EXERCISE TASK
Type the records out again in full, exactly.

# DATA SHOWN start

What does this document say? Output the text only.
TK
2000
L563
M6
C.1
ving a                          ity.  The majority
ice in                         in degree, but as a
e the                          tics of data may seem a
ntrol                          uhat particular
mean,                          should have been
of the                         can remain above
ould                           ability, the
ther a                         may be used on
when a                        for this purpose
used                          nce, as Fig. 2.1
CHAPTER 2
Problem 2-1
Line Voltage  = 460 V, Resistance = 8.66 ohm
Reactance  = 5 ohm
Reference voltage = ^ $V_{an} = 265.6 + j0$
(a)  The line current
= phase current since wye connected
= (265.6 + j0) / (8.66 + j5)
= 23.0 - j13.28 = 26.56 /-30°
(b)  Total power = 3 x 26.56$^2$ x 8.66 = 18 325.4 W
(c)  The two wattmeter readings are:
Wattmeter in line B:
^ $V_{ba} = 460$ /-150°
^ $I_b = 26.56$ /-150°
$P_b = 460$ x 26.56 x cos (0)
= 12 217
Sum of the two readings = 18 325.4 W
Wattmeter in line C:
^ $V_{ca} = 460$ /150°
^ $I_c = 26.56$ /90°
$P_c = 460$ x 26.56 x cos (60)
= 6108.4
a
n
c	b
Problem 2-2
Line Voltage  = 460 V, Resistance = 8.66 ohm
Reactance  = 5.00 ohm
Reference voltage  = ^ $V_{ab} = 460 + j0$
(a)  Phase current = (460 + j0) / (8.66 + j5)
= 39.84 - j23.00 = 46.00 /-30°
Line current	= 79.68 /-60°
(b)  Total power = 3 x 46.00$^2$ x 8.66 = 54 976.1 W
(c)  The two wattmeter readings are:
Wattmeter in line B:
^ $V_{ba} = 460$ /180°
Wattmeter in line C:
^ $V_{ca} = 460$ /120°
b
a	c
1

# DATA SHOWN end

COMPLETED TASK
What does this document say? Output the text only.
TK
2000
L563
M6
C.1
ving a                          ity.  The majority
ice in                         in degree, but as a
e the                          tics of data may seem a
ntrol                          uhat particular
mean,                          should have been
of the                         can remain above
ould                           ability, the
ther a                         may be used on
when a                        for this purpose
used                          nce, as Fig. 2.1
CHAPTER 2
Problem 2-1
Line Voltage  = 460 V, Resistance = 8.66 ohm
Reactance  = 5 ohm
Reference voltage = ^ $V_{an} = 265.6 + j0$
(a)  The line current
= phase current since wye connected
= (265.6 + j0) / (8.66 + j5)
= 23.0 - j13.28 = 26.56 /-30°
(b)  Total power = 3 x 26.56$^2$ x 8.66 = 18 325.4 W
(c)  The two wattmeter readings are:
Wattmeter in line B:
^ $V_{ba} = 460$ /-150°
^ $I_b = 26.56$ /-150°
$P_b = 460$ x 26.56 x cos (0)
= 12 217
Sum of the two readings = 18 325.4 W
Wattmeter in line C:
^ $V_{ca} = 460$ /150°
^ $I_c = 26.56$ /90°
$P_c = 460$ x 26.56 x cos (60)
= 6108.4
a
n
c	b
Problem 2-2
Line Voltage  = 460 V, Resistance = 8.66 ohm
Reactance  = 5.00 ohm
Reference voltage  = ^ $V_{ab} = 460 + j0$
(a)  Phase current = (460 + j0) / (8.66 + j5)
= 39.84 - j23.00 = 46.00 /-30°
Line current	= 79.68 /-60°
(b)  Total power = 3 x 46.00$^2$ x 8.66 = 54 976.1 W
(c)  The two wattmeter readings are:
Wattmeter in line B:
^ $V_{ba} = 460$ /180°
Wattmeter in line C:
^ $V_{ca} = 460$ /120°
b
a	c
1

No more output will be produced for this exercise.